— BEGIN EXTRACTED ENTRIES —

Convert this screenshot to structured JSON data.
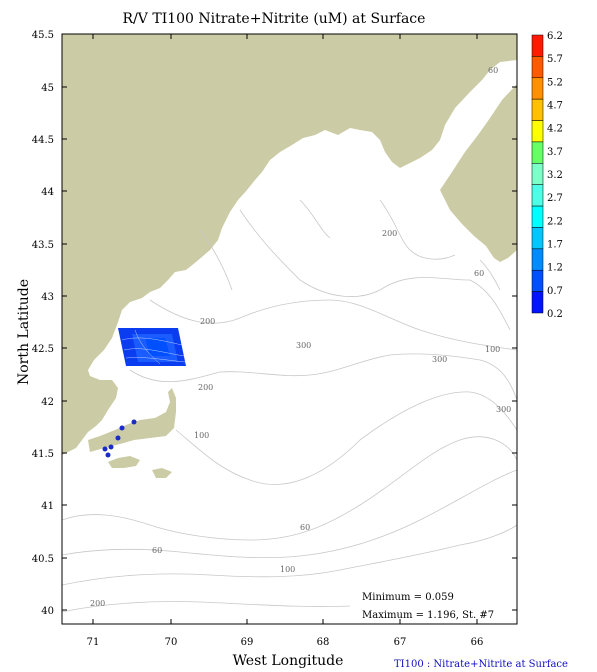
{
  "map": {
    "title": "R/V TI100 Nitrate+Nitrite (uM) at Surface",
    "xlabel": "West Longitude",
    "ylabel": "North Latitude",
    "caption": "TI100 : Nitrate+Nitrite at Surface",
    "stats": {
      "minimum": "Minimum = 0.059",
      "maximum": "Maximum = 1.196, St. #7"
    },
    "x_ticks": [
      "71",
      "70",
      "69",
      "68",
      "67",
      "66"
    ],
    "y_ticks": [
      "45.5",
      "45",
      "44.5",
      "44",
      "43.5",
      "43",
      "42.5",
      "42",
      "41.5",
      "41",
      "40.5",
      "40"
    ],
    "contour_labels": [
      "60",
      "200",
      "60",
      "200",
      "300",
      "100",
      "200",
      "100",
      "300",
      "300",
      "60",
      "60",
      "100",
      "200"
    ],
    "colors": {
      "land": "#cbcba5",
      "contour": "#c8c8c8",
      "station": "#1a2bc8",
      "caption": "#1010c0"
    }
  },
  "colorbar": {
    "labels": [
      "6.2",
      "5.7",
      "5.2",
      "4.7",
      "4.2",
      "3.7",
      "3.2",
      "2.7",
      "2.2",
      "1.7",
      "1.2",
      "0.7",
      "0.2"
    ],
    "colors": [
      "#ff1a00",
      "#ff5a00",
      "#ff9000",
      "#ffc000",
      "#ffff00",
      "#66ff66",
      "#7dffc8",
      "#4dffe6",
      "#00ffff",
      "#00c8ff",
      "#008cff",
      "#0050ff",
      "#0014ff"
    ]
  }
}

— END EXTRACTED ENTRIES —

◆ WHAT THE TASK ASKS: Go through the records above and copy every line with the word "Surface".

◆ SOLUTION BELOW:
    "title": "R/V TI100 Nitrate+Nitrite (uM) at Surface",
    "caption": "TI100 : Nitrate+Nitrite at Surface",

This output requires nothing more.